- **PAGE EXCERPT**
---

There are, finally, regulatory and safety angles to consider. TPED certification for cylinders is a necessary step for transport and storage; compliance with national and NATO standards will be required before large-scale deployments. Training for ordnance and logistics personnel must include hydrogen handling and emergency response. Equally, sustainment models must account for fuel production or forward refuelling assets; a hydrogen UGV fleet without a viable refuelling plan is a limited fleet. H2X-Defense’s field generator and containerised fuel solutions point toward possible approaches, yet field trials and exercises are the only reliable test of whether those approaches scale in contested operations.

---

- **DATA RECORDS**

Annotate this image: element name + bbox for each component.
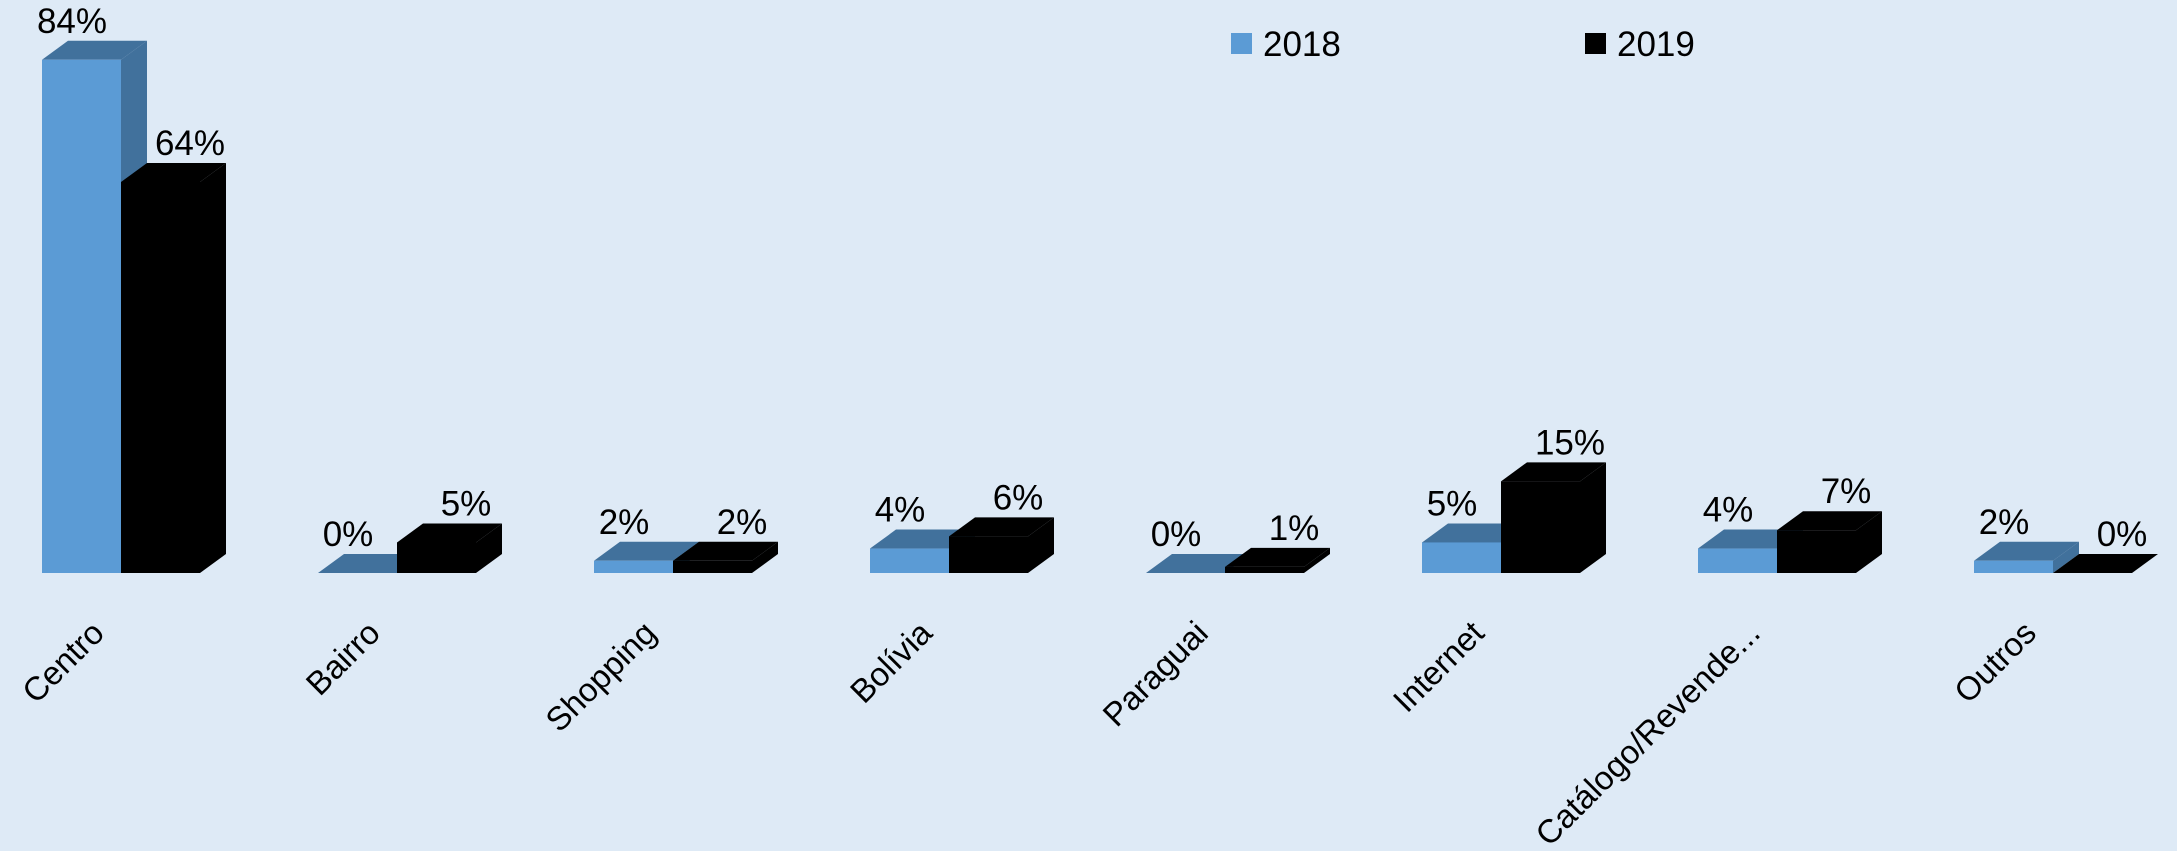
x-tick-label: Paraguai (1095, 614, 1215, 734)
legend-swatch (1231, 33, 1252, 54)
x-tick-label: Outros (1947, 614, 2043, 710)
x-tick-label: Internet (1386, 614, 1491, 719)
bar (121, 181, 200, 573)
value-label: 64% (155, 124, 225, 163)
value-label: 5% (441, 484, 492, 523)
legend-swatch (1585, 33, 1606, 54)
bar-side (752, 541, 778, 573)
bar (1225, 566, 1304, 573)
x-tick-label: Bairro (299, 614, 387, 702)
value-label: 4% (1703, 491, 1754, 530)
value-label: 2% (599, 503, 650, 542)
value-label: 4% (875, 491, 926, 530)
bar-side (1580, 462, 1606, 573)
bar-top (1777, 511, 1882, 531)
bar-top (318, 554, 423, 573)
bar-top (1146, 554, 1251, 573)
value-label: 1% (1269, 509, 1320, 548)
bar (1777, 530, 1856, 573)
bar-side (1856, 511, 1882, 573)
bar-side (200, 162, 226, 573)
bar-top (1698, 529, 1803, 549)
value-label: 84% (37, 2, 107, 41)
value-label: 5% (1427, 484, 1478, 523)
bar-side (2053, 541, 2079, 573)
bar-top (1974, 541, 2079, 561)
x-tick-label: Shopping (538, 614, 663, 739)
bar-top (949, 517, 1054, 537)
value-label: 0% (323, 515, 374, 554)
value-label: 15% (1535, 423, 1605, 462)
bar-top (1501, 462, 1606, 482)
bar (594, 560, 673, 573)
bar (949, 536, 1028, 573)
legend-label: 2019 (1617, 25, 1695, 64)
bar (1698, 548, 1777, 573)
bar-top (870, 529, 975, 549)
bar-top (1225, 547, 1330, 567)
value-label: 6% (993, 478, 1044, 517)
bar-top (594, 541, 699, 561)
bar (1501, 481, 1580, 573)
bar (870, 548, 949, 573)
bar (1974, 560, 2053, 573)
bar (673, 560, 752, 573)
bar (1422, 542, 1501, 573)
bar-top (1422, 523, 1527, 543)
bar-top (397, 523, 502, 543)
value-label: 2% (1979, 503, 2030, 542)
bar-side (1028, 517, 1054, 573)
bar-top (121, 162, 226, 182)
bar-top (2053, 554, 2158, 573)
x-tick-label: Bolívia (843, 613, 940, 710)
bar (42, 59, 121, 573)
bar-side (476, 523, 502, 573)
bar-top (42, 40, 147, 60)
value-label: 2% (717, 503, 768, 542)
value-label: 7% (1821, 472, 1872, 511)
value-label: 0% (1151, 515, 1202, 554)
bar-side (1304, 547, 1330, 573)
bar-top (673, 541, 778, 561)
value-label: 0% (2097, 515, 2148, 554)
x-tick-label: Catálogo/Revende... (1528, 614, 1767, 851)
legend-label: 2018 (1263, 25, 1341, 64)
x-tick-label: Centro (15, 614, 111, 710)
bar (397, 542, 476, 573)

---

- **WRITTEN REQUEST 1**
List every certification or standard that the passage on hydrogen-powered UGVs says must be met.
- **WRITTEN REQUEST 2**
Extend the passage on hydrogen-powered UGVs past its final sentence.
The records have no role here.

- **REPLY 1**
TPED certification for cylinders, national standards, NATO standards

- **REPLY 2**
Hermione is an instructive data point in the fast-evolving UGV landscape. It is not the only path forward, but it shows how alternative fuels can be married to modular robotics to offer a different balance between endurance, signature management and logistical footprint. The next steps are clear: rigorous field trials, interoperability testing with command systems, durability assessment across climates, and realistic logistics experiments that stress hydrogen re-supply under operational conditions. If those trials validate the demonstrator’s claims, hydrogen-powered UGVs could become a practical option for missions where endurance and low signature matter more than raw payload. For now, Hermione is a prototype with an intriguing promise; military customers and integrators will watch how the design performs when the first units are pushed beyond the exhibition hall and into demanding exercises.